begin

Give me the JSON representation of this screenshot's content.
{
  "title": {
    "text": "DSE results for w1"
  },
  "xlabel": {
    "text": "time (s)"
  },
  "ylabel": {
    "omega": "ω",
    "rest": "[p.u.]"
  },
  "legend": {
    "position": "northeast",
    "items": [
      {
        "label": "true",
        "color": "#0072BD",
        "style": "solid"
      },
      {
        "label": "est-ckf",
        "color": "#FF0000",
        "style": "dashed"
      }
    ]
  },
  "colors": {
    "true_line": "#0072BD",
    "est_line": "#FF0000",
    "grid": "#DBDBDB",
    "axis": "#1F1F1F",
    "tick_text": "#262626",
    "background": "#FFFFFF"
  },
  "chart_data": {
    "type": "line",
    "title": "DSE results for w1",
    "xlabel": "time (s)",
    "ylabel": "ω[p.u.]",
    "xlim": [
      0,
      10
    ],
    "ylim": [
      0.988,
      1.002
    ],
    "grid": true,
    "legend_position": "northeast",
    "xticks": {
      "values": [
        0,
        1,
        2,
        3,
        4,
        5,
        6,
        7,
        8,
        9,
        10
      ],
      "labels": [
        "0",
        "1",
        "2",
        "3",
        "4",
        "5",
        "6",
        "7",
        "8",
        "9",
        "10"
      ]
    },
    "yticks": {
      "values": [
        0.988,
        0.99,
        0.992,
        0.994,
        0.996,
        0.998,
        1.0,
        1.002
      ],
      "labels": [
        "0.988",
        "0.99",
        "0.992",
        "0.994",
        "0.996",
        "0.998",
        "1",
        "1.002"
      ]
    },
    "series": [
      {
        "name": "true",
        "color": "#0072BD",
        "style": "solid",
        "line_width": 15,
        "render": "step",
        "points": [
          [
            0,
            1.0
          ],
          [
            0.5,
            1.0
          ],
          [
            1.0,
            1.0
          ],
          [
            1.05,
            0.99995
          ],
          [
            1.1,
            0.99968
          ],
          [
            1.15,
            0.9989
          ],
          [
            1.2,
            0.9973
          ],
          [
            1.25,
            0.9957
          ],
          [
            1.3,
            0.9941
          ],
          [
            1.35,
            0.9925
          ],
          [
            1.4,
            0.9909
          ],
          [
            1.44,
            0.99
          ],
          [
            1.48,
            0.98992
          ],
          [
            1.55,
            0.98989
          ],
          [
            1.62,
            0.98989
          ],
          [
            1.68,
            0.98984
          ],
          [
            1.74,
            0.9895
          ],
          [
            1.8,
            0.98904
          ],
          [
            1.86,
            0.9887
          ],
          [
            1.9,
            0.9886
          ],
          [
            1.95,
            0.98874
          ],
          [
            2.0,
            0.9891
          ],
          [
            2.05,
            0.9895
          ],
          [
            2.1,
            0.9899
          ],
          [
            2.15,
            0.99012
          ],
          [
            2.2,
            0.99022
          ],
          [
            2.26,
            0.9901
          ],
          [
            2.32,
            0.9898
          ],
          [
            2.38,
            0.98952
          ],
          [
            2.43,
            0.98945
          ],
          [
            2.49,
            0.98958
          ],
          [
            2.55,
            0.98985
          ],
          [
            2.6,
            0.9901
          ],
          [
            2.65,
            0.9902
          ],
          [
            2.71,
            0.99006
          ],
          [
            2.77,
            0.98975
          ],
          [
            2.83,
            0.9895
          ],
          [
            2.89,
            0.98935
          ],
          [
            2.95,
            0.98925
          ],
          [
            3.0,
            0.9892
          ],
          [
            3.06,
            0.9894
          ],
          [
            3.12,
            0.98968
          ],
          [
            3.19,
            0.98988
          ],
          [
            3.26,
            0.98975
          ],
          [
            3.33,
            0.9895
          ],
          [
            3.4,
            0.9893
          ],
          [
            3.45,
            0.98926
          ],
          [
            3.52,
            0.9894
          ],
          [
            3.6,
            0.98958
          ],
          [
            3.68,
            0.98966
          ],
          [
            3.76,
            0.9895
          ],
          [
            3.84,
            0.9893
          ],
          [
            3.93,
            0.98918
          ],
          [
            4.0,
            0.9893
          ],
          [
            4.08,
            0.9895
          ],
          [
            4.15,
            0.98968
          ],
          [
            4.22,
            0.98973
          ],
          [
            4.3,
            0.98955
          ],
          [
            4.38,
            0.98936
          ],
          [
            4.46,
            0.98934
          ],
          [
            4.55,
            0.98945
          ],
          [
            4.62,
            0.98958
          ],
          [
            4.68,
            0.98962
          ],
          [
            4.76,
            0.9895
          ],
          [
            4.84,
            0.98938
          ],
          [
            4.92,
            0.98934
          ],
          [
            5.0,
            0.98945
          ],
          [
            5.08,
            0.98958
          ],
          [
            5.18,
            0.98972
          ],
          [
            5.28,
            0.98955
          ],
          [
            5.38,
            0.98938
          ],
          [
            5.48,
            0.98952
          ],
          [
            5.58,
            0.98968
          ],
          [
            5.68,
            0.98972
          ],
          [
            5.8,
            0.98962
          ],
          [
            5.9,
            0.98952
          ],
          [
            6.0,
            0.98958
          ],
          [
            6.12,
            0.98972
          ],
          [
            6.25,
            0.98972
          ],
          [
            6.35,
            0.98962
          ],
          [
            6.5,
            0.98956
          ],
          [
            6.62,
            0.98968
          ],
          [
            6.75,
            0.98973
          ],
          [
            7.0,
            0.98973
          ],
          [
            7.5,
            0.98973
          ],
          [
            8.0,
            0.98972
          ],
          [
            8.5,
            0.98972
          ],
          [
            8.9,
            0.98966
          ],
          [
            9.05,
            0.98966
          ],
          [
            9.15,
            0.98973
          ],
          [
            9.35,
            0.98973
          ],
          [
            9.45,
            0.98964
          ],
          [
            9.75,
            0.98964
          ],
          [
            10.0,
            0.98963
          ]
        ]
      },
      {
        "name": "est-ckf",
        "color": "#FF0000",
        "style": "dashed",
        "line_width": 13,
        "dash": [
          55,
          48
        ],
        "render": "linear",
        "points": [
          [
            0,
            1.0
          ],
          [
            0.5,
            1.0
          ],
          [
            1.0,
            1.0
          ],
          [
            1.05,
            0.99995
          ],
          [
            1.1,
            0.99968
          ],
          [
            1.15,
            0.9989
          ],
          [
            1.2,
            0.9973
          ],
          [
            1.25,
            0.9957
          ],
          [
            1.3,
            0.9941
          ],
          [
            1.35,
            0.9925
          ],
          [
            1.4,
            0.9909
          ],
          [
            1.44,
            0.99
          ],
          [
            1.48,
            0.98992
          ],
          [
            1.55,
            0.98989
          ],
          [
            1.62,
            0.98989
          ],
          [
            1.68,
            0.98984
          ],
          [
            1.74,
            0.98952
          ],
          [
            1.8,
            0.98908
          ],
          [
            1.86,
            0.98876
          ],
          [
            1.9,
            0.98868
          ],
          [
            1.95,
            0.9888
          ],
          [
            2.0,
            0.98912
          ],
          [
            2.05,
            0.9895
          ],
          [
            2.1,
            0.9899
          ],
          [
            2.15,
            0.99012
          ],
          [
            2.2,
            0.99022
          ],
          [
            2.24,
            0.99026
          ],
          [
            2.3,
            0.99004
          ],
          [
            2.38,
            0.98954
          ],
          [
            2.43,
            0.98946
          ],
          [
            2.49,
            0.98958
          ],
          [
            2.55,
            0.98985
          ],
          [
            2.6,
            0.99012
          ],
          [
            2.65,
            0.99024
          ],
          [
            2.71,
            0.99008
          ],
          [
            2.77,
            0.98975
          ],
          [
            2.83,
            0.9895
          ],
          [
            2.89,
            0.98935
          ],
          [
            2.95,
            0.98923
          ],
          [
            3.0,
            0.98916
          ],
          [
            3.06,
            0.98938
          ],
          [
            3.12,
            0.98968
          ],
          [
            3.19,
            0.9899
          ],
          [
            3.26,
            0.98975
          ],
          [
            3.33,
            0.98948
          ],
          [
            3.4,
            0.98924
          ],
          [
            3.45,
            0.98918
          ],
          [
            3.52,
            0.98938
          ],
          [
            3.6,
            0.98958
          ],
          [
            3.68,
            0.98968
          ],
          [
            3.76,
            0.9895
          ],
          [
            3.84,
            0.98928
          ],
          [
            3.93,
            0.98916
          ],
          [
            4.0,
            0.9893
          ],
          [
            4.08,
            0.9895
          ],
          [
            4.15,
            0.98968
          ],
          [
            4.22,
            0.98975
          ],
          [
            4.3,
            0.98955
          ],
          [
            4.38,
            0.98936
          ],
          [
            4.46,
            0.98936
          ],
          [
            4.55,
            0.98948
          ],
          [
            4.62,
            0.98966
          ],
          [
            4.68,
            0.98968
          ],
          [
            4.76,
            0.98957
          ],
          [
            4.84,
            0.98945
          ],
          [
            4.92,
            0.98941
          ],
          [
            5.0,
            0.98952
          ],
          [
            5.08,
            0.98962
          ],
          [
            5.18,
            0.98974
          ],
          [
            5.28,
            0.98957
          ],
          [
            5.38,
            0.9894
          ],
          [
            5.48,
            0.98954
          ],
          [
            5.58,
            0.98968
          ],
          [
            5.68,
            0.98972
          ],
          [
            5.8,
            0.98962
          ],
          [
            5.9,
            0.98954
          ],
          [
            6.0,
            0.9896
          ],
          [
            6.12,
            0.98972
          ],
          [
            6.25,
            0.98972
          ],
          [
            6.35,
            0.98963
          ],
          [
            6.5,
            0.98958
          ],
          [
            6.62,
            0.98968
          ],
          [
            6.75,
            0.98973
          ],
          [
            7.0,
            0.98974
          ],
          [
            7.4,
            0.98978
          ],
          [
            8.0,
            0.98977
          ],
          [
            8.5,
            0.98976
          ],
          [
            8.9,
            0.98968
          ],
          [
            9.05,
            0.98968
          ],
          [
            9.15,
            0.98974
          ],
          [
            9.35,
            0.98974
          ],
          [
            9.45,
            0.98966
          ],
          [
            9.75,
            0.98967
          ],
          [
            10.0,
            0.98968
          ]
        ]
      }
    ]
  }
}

end

**Instructions to follow**
Check each line of the records above for the word "style", then give the number of lines that have it, with no other words.

**Answer to this task**
4